▸ **WHAT IS REQUIRED**: Under this task are some entries; return every one of them exactly.

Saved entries
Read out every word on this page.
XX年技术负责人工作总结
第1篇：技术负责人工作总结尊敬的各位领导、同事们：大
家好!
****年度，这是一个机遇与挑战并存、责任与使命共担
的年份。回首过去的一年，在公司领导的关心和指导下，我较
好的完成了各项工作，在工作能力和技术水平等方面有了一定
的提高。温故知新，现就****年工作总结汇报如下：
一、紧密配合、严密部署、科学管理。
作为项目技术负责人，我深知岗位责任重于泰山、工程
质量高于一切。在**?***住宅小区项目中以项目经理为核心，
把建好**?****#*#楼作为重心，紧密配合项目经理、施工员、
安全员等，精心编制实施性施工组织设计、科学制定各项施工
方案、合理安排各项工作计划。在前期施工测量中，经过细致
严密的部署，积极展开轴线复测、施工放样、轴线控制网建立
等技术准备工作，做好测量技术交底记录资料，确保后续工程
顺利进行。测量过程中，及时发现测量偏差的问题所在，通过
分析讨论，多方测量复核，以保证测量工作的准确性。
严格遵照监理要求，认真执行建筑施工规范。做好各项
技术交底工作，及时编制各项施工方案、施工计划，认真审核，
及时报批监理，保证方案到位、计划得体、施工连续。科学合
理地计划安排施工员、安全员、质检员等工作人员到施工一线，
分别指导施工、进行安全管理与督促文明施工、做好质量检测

▸ **ANSWER TO THE PROBLEM**:
Read out every word on this page.
XX年技术负责人工作总结
第1篇：技术负责人工作总结尊敬的各位领导、同事们：大
家好!
****年度，这是一个机遇与挑战并存、责任与使命共担
的年份。回首过去的一年，在公司领导的关心和指导下，我较
好的完成了各项工作，在工作能力和技术水平等方面有了一定
的提高。温故知新，现就****年工作总结汇报如下：
一、紧密配合、严密部署、科学管理。
作为项目技术负责人，我深知岗位责任重于泰山、工程
质量高于一切。在**?***住宅小区项目中以项目经理为核心，
把建好**?****#*#楼作为重心，紧密配合项目经理、施工员、
安全员等，精心编制实施性施工组织设计、科学制定各项施工
方案、合理安排各项工作计划。在前期施工测量中，经过细致
严密的部署，积极展开轴线复测、施工放样、轴线控制网建立
等技术准备工作，做好测量技术交底记录资料，确保后续工程
顺利进行。测量过程中，及时发现测量偏差的问题所在，通过
分析讨论，多方测量复核，以保证测量工作的准确性。
严格遵照监理要求，认真执行建筑施工规范。做好各项
技术交底工作，及时编制各项施工方案、施工计划，认真审核，
及时报批监理，保证方案到位、计划得体、施工连续。科学合
理地计划安排施工员、安全员、质检员等工作人员到施工一线，
分别指导施工、进行安全管理与督促文明施工、做好质量检测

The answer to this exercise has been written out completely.